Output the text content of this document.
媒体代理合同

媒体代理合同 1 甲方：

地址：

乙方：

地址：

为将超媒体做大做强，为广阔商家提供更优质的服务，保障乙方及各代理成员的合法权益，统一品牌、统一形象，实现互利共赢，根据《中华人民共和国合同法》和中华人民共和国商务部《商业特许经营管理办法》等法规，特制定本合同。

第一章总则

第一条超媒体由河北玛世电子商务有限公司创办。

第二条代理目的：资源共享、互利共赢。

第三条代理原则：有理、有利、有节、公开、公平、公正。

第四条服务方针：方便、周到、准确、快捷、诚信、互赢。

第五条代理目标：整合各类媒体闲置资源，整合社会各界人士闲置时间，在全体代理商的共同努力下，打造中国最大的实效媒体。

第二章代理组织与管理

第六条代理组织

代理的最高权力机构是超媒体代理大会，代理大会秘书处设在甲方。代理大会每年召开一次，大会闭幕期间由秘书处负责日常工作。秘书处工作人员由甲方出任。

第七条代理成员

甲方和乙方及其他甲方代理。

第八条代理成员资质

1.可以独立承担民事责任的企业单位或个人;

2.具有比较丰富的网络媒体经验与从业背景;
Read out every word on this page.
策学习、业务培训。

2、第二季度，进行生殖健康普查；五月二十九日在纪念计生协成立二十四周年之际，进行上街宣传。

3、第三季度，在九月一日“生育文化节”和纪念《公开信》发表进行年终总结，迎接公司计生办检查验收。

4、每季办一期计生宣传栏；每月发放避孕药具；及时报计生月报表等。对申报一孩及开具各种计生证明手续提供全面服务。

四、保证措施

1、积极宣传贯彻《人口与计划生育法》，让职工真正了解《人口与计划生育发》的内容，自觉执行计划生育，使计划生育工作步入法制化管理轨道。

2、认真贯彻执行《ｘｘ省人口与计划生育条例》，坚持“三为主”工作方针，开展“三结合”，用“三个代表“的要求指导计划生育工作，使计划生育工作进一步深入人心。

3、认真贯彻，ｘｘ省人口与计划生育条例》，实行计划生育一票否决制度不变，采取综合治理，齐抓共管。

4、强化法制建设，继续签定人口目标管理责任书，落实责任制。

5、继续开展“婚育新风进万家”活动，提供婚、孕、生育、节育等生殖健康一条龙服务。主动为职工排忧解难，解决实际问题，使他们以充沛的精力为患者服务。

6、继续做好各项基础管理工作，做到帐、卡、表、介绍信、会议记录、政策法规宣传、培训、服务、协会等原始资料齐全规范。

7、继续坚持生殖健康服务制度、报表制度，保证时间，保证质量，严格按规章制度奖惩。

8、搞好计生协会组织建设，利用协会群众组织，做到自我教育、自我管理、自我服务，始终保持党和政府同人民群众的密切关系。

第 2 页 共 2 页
::::::
Repeat the entries above exactly, leaving nothing out.

● **Expected answer**:
Output the text content of this document.
媒体代理合同

媒体代理合同 1 甲方：

地址：

乙方：

地址：

为将超媒体做大做强，为广阔商家提供更优质的服务，保障乙方及各代理成员的合法权益，统一品牌、统一形象，实现互利共赢，根据《中华人民共和国合同法》和中华人民共和国商务部《商业特许经营管理办法》等法规，特制定本合同。

第一章总则

第一条超媒体由河北玛世电子商务有限公司创办。

第二条代理目的：资源共享、互利共赢。

第三条代理原则：有理、有利、有节、公开、公平、公正。

第四条服务方针：方便、周到、准确、快捷、诚信、互赢。

第五条代理目标：整合各类媒体闲置资源，整合社会各界人士闲置时间，在全体代理商的共同努力下，打造中国最大的实效媒体。

第二章代理组织与管理

第六条代理组织

代理的最高权力机构是超媒体代理大会，代理大会秘书处设在甲方。代理大会每年召开一次，大会闭幕期间由秘书处负责日常工作。秘书处工作人员由甲方出任。

第七条代理成员

甲方和乙方及其他甲方代理。

第八条代理成员资质

1.可以独立承担民事责任的企业单位或个人;

2.具有比较丰富的网络媒体经验与从业背景;
Read out every word on this page.
策学习、业务培训。

2、第二季度，进行生殖健康普查；五月二十九日在纪念计生协成立二十四周年之际，进行上街宣传。

3、第三季度，在九月一日“生育文化节”和纪念《公开信》发表进行年终总结，迎接公司计生办检查验收。

4、每季办一期计生宣传栏；每月发放避孕药具；及时报计生月报表等。对申报一孩及开具各种计生证明手续提供全面服务。

四、保证措施

1、积极宣传贯彻《人口与计划生育法》，让职工真正了解《人口与计划生育发》的内容，自觉执行计划生育，使计划生育工作步入法制化管理轨道。

2、认真贯彻执行《ｘｘ省人口与计划生育条例》，坚持“三为主”工作方针，开展“三结合”，用“三个代表“的要求指导计划生育工作，使计划生育工作进一步深入人心。

3、认真贯彻，ｘｘ省人口与计划生育条例》，实行计划生育一票否决制度不变，采取综合治理，齐抓共管。

4、强化法制建设，继续签定人口目标管理责任书，落实责任制。

5、继续开展“婚育新风进万家”活动，提供婚、孕、生育、节育等生殖健康一条龙服务。主动为职工排忧解难，解决实际问题，使他们以充沛的精力为患者服务。

6、继续做好各项基础管理工作，做到帐、卡、表、介绍信、会议记录、政策法规宣传、培训、服务、协会等原始资料齐全规范。

7、继续坚持生殖健康服务制度、报表制度，保证时间，保证质量，严格按规章制度奖惩。

8、搞好计生协会组织建设，利用协会群众组织，做到自我教育、自我管理、自我服务，始终保持党和政府同人民群众的密切关系。

第 2 页 共 2 页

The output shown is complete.